> [TASK REQUIREMENTS]: Looking through the listing, how many of its lines hold the word "name"? Answer with only the number.

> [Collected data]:
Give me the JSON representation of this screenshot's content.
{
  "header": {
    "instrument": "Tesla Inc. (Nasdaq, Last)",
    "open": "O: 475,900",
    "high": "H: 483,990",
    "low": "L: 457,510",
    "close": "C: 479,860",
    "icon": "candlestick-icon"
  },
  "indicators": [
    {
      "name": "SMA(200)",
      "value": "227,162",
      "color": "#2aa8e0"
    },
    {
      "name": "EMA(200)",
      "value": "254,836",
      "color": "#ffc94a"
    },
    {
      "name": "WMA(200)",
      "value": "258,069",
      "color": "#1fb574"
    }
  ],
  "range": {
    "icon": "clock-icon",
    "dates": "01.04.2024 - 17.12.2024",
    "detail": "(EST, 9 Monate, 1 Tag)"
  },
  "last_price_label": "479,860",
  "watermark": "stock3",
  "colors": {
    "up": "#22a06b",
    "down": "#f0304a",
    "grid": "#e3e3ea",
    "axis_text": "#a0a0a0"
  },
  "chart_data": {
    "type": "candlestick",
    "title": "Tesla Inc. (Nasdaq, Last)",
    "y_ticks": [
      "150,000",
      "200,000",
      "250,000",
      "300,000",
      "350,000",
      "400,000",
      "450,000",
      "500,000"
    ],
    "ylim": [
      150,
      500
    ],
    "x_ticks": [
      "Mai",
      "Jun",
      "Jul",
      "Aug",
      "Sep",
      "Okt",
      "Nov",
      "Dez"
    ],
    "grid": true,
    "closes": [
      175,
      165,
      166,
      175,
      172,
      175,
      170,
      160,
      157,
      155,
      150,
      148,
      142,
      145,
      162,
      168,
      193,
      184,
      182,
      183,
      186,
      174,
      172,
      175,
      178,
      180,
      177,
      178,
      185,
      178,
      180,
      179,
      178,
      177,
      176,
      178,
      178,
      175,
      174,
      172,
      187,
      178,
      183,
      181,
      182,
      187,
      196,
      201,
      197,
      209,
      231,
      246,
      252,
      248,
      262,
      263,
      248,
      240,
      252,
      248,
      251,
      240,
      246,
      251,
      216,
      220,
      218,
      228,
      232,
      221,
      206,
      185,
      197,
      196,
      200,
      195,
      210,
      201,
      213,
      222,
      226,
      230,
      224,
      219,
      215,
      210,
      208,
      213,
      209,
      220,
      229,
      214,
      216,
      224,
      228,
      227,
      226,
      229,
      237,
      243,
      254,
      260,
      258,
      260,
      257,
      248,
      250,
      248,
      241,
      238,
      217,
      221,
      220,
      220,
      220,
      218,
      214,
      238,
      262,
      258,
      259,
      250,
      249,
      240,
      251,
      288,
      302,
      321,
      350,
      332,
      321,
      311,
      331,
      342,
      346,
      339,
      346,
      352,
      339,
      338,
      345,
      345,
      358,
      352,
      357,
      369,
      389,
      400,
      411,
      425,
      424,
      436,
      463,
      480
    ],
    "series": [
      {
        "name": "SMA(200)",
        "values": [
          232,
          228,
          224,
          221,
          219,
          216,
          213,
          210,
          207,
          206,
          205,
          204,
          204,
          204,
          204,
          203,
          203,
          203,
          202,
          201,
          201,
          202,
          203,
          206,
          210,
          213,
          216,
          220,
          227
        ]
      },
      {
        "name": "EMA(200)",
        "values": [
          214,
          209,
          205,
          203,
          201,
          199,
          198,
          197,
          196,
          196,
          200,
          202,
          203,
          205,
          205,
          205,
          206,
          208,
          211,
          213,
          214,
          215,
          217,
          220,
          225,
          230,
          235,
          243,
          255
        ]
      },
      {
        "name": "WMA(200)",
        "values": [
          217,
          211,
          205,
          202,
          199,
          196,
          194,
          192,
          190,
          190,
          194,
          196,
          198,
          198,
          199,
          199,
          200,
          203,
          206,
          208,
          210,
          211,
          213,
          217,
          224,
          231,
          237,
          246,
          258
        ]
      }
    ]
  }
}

> [EXPECTED ANSWER]: 6